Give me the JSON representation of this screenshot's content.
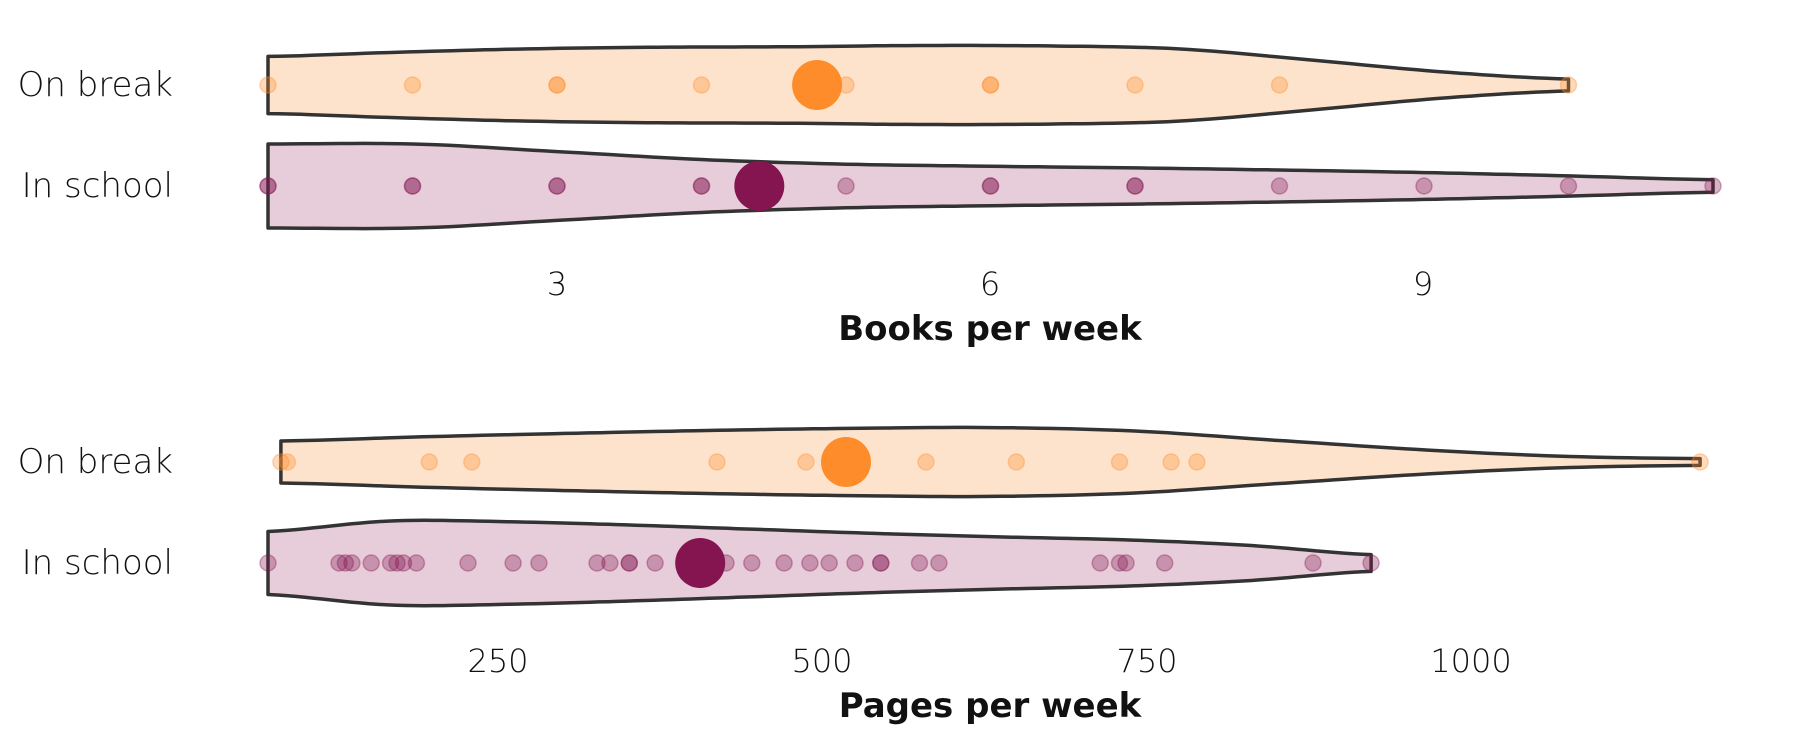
{
  "colors": {
    "on_break_fill": "#fde3cc",
    "on_break_point": "#ff8c2a",
    "in_school_fill": "#e7cdd9",
    "in_school_point": "#841550",
    "outline": "#333333"
  },
  "chart_data": [
    {
      "type": "violin",
      "title": "",
      "xlabel": "Books per week",
      "xlim": [
        1,
        11
      ],
      "ticks": [
        3,
        6,
        9
      ],
      "tick_labels": [
        "3",
        "6",
        "9"
      ],
      "grid": false,
      "legend": "none",
      "groups": [
        {
          "label": "On break",
          "color_key": "on_break",
          "range": [
            1,
            10
          ],
          "density": [
            0.68,
            0.78,
            0.86,
            0.9,
            0.91,
            0.94,
            0.93,
            0.86,
            0.6,
            0.32,
            0.14
          ],
          "points": [
            1,
            2,
            3,
            3,
            4,
            5,
            6,
            6,
            7,
            8,
            10
          ],
          "mean": 4.8
        },
        {
          "label": "In school",
          "color_key": "in_school",
          "range": [
            1,
            11
          ],
          "density": [
            1.0,
            1.0,
            0.82,
            0.63,
            0.52,
            0.47,
            0.43,
            0.38,
            0.32,
            0.24,
            0.15
          ],
          "points": [
            1,
            1,
            2,
            2,
            3,
            3,
            4,
            4,
            5,
            6,
            6,
            7,
            7,
            8,
            9,
            10,
            11
          ],
          "mean": 4.4
        }
      ]
    },
    {
      "type": "violin",
      "title": "",
      "xlabel": "Pages per week",
      "xlim": [
        0,
        1120
      ],
      "ticks": [
        250,
        500,
        750,
        1000
      ],
      "tick_labels": [
        "250",
        "500",
        "750",
        "1000"
      ],
      "grid": false,
      "legend": "none",
      "groups": [
        {
          "label": "On break",
          "color_key": "on_break",
          "range": [
            10,
            1110
          ],
          "density": [
            0.5,
            0.6,
            0.68,
            0.75,
            0.8,
            0.82,
            0.74,
            0.52,
            0.3,
            0.14,
            0.08
          ],
          "points": [
            10,
            15,
            125,
            158,
            348,
            417,
            440,
            510,
            580,
            660,
            700,
            720,
            1110
          ],
          "mean": 448
        },
        {
          "label": "In school",
          "color_key": "in_school",
          "range": [
            0,
            855
          ],
          "density": [
            0.75,
            1.0,
            0.98,
            0.9,
            0.8,
            0.7,
            0.62,
            0.55,
            0.42,
            0.2
          ],
          "points": [
            0,
            55,
            60,
            65,
            80,
            95,
            100,
            105,
            115,
            155,
            190,
            210,
            255,
            265,
            280,
            280,
            300,
            345,
            355,
            375,
            400,
            420,
            435,
            455,
            475,
            475,
            505,
            520,
            645,
            660,
            665,
            695,
            810,
            855
          ],
          "mean": 335
        }
      ]
    }
  ]
}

-------

• **What you should do**:
Will you restate every entry word for word and omit the images?

• **Expected answer**:
Give me the JSON representation of this screenshot's content.
{
  "colors": {
    "on_break_fill": "#fde3cc",
    "on_break_point": "#ff8c2a",
    "in_school_fill": "#e7cdd9",
    "in_school_point": "#841550",
    "outline": "#333333"
  },
  "chart_data": [
    {
      "type": "violin",
      "title": "",
      "xlabel": "Books per week",
      "xlim": [
        1,
        11
      ],
      "ticks": [
        3,
        6,
        9
      ],
      "tick_labels": [
        "3",
        "6",
        "9"
      ],
      "grid": false,
      "legend": "none",
      "groups": [
        {
          "label": "On break",
          "color_key": "on_break",
          "range": [
            1,
            10
          ],
          "density": [
            0.68,
            0.78,
            0.86,
            0.9,
            0.91,
            0.94,
            0.93,
            0.86,
            0.6,
            0.32,
            0.14
          ],
          "points": [
            1,
            2,
            3,
            3,
            4,
            5,
            6,
            6,
            7,
            8,
            10
          ],
          "mean": 4.8
        },
        {
          "label": "In school",
          "color_key": "in_school",
          "range": [
            1,
            11
          ],
          "density": [
            1.0,
            1.0,
            0.82,
            0.63,
            0.52,
            0.47,
            0.43,
            0.38,
            0.32,
            0.24,
            0.15
          ],
          "points": [
            1,
            1,
            2,
            2,
            3,
            3,
            4,
            4,
            5,
            6,
            6,
            7,
            7,
            8,
            9,
            10,
            11
          ],
          "mean": 4.4
        }
      ]
    },
    {
      "type": "violin",
      "title": "",
      "xlabel": "Pages per week",
      "xlim": [
        0,
        1120
      ],
      "ticks": [
        250,
        500,
        750,
        1000
      ],
      "tick_labels": [
        "250",
        "500",
        "750",
        "1000"
      ],
      "grid": false,
      "legend": "none",
      "groups": [
        {
          "label": "On break",
          "color_key": "on_break",
          "range": [
            10,
            1110
          ],
          "density": [
            0.5,
            0.6,
            0.68,
            0.75,
            0.8,
            0.82,
            0.74,
            0.52,
            0.3,
            0.14,
            0.08
          ],
          "points": [
            10,
            15,
            125,
            158,
            348,
            417,
            440,
            510,
            580,
            660,
            700,
            720,
            1110
          ],
          "mean": 448
        },
        {
          "label": "In school",
          "color_key": "in_school",
          "range": [
            0,
            855
          ],
          "density": [
            0.75,
            1.0,
            0.98,
            0.9,
            0.8,
            0.7,
            0.62,
            0.55,
            0.42,
            0.2
          ],
          "points": [
            0,
            55,
            60,
            65,
            80,
            95,
            100,
            105,
            115,
            155,
            190,
            210,
            255,
            265,
            280,
            280,
            300,
            345,
            355,
            375,
            400,
            420,
            435,
            455,
            475,
            475,
            505,
            520,
            645,
            660,
            665,
            695,
            810,
            855
          ],
          "mean": 335
        }
      ]
    }
  ]
}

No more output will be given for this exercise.